▶ [BRIEF] Which lines of the records contain "name"? Collect every one of them.
# LISTED ENTRIES start
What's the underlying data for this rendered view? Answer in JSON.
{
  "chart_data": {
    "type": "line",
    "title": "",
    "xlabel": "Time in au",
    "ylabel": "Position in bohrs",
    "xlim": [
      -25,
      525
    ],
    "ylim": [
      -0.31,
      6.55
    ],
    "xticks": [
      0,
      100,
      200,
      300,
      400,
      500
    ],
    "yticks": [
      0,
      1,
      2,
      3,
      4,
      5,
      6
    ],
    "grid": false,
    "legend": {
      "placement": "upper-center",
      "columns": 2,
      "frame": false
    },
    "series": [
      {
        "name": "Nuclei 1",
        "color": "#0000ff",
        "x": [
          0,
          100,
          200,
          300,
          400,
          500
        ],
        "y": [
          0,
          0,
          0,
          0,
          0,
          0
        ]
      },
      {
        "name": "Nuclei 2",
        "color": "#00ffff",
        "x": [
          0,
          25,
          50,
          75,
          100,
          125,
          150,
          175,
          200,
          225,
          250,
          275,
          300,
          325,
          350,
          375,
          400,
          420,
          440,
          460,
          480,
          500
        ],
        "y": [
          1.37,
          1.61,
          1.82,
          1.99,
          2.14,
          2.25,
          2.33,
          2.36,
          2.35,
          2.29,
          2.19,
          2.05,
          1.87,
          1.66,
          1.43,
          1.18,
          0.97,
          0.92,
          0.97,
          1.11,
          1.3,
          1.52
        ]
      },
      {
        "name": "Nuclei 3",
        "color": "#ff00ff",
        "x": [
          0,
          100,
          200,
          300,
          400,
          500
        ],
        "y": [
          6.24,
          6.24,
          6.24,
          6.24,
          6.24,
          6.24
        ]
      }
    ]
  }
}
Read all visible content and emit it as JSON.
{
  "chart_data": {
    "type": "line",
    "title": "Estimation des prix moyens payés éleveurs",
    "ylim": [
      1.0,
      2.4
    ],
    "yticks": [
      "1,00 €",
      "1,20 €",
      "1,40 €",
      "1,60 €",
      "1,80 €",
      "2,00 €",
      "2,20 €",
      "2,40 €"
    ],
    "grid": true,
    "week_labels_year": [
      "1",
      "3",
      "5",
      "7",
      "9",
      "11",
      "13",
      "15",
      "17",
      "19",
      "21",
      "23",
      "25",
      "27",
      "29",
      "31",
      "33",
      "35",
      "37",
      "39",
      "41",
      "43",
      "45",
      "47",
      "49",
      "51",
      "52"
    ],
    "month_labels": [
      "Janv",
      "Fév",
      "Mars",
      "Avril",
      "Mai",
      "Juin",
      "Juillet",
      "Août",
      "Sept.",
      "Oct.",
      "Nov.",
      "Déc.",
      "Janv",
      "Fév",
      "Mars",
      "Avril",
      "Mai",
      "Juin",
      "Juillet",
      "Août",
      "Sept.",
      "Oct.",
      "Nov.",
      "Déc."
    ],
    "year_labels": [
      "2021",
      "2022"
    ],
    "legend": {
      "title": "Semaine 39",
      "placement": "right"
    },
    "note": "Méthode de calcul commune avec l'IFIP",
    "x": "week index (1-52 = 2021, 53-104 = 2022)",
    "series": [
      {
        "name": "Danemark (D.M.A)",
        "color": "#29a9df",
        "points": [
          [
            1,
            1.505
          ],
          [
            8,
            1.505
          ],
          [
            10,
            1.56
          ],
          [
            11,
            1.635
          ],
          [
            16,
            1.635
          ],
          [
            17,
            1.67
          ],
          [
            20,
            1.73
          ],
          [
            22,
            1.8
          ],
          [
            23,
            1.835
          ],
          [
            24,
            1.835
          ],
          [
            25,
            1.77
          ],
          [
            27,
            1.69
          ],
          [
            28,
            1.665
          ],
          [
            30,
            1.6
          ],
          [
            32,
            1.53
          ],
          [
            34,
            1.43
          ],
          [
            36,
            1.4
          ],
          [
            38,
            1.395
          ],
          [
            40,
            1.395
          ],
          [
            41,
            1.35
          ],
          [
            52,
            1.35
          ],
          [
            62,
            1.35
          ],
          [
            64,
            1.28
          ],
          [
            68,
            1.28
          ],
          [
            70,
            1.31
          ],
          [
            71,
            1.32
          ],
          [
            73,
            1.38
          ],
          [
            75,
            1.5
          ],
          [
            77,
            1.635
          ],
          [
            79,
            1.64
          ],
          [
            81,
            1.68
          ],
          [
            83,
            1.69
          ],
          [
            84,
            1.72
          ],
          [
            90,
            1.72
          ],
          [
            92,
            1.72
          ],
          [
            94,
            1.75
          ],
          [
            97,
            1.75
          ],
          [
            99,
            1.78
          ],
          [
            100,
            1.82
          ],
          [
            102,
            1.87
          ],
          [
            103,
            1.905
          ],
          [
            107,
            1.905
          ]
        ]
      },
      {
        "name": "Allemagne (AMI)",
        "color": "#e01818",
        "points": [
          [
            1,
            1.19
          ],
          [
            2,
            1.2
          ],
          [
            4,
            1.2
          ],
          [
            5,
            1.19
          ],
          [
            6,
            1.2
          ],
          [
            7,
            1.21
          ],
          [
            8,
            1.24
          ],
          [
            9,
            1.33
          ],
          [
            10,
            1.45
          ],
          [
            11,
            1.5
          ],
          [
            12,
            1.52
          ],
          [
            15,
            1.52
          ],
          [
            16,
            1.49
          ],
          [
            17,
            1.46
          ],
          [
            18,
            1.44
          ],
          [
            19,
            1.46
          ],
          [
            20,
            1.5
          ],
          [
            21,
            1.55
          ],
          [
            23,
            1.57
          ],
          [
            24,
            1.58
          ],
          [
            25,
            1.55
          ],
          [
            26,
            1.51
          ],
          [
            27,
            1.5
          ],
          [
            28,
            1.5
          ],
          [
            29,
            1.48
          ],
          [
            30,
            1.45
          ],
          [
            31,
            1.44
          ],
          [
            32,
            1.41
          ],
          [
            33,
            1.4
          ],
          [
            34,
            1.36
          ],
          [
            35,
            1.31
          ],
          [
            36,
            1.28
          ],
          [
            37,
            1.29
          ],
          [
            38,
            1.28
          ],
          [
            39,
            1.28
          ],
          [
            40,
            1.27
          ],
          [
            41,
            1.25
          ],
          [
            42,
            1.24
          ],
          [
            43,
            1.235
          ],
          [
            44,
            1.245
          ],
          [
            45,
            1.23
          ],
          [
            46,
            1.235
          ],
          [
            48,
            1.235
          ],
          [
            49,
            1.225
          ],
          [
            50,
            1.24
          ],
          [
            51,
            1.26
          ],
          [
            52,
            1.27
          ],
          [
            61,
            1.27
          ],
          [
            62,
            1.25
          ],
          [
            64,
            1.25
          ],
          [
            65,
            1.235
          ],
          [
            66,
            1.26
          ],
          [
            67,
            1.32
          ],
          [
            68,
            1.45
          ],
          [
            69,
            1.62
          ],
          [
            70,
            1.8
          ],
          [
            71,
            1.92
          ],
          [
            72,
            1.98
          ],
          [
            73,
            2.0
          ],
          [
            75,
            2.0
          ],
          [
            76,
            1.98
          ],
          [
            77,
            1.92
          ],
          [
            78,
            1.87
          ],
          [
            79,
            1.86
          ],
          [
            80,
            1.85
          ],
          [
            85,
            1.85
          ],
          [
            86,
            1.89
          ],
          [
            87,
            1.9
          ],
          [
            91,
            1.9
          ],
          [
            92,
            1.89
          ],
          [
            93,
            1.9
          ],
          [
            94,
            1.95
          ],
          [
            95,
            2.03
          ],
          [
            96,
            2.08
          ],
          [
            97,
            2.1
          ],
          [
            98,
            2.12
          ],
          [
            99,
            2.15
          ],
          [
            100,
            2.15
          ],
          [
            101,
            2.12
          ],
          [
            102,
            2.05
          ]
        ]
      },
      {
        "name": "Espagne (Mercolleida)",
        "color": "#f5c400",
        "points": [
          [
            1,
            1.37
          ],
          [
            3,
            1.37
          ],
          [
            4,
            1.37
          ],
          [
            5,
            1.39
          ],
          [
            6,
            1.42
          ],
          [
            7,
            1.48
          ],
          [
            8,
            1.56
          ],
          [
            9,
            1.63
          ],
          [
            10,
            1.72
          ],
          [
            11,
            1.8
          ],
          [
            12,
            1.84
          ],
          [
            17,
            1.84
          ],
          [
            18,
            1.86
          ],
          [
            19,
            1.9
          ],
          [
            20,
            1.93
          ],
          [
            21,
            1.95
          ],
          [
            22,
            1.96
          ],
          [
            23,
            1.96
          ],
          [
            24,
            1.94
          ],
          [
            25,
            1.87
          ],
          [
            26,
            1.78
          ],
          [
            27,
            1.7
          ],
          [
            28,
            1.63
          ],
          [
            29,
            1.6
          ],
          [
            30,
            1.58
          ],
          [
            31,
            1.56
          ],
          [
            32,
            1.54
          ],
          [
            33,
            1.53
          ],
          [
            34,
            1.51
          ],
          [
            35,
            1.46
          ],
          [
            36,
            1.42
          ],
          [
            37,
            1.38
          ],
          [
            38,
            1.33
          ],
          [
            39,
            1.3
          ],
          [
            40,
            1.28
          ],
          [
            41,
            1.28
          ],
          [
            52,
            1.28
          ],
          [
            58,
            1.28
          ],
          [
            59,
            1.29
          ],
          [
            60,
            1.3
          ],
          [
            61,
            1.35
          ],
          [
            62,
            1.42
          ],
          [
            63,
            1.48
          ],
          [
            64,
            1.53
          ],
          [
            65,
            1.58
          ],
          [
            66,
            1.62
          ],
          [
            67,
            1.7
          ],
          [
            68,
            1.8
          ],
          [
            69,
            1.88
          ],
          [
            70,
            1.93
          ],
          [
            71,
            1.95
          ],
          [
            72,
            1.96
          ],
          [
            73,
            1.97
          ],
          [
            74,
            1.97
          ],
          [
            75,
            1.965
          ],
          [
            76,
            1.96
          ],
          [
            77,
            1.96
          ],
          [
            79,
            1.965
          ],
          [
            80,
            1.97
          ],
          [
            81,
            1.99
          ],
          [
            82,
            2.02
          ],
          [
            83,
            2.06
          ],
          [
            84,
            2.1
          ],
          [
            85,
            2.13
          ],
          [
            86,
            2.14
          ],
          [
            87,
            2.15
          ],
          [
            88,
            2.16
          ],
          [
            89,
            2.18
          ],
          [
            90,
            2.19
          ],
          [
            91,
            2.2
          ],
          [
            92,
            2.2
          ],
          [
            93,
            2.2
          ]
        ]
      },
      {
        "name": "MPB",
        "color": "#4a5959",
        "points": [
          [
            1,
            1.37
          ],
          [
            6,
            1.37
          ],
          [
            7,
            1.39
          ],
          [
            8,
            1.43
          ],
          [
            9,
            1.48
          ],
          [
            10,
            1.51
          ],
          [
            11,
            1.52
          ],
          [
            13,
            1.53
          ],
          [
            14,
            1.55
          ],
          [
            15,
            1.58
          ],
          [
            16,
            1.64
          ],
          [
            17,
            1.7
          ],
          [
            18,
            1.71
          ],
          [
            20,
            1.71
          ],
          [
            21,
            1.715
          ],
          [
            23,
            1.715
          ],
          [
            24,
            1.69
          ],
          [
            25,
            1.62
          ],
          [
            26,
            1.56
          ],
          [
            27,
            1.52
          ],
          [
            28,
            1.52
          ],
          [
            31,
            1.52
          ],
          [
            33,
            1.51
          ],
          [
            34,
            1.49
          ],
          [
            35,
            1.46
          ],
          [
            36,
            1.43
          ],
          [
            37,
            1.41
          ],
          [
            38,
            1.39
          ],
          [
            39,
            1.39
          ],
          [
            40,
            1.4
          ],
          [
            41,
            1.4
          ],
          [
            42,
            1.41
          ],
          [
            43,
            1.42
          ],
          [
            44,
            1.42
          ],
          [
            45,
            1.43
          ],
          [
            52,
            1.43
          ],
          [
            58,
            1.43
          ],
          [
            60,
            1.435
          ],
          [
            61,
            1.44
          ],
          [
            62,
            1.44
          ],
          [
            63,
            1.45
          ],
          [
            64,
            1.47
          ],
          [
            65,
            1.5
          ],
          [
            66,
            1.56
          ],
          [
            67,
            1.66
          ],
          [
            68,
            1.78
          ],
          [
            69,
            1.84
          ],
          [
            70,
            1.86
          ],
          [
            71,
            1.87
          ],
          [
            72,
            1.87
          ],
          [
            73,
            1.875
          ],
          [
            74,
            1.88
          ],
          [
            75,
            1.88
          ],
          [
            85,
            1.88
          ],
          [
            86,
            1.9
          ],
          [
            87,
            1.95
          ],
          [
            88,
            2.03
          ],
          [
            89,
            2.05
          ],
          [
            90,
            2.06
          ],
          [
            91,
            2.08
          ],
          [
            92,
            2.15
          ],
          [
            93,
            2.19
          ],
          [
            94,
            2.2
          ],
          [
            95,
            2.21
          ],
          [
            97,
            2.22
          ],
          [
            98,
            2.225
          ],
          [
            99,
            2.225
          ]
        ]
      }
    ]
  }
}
# LISTED ENTRIES end
▶ [RESPONSE TO THE TASK]
        "name": "Nuclei 1",
        "name": "Nuclei 2",
        "name": "Nuclei 3",
        "name": "Danemark (D.M.A)",
        "name": "Allemagne (AMI)",
        "name": "Espagne (Mercolleida)",
        "name": "MPB",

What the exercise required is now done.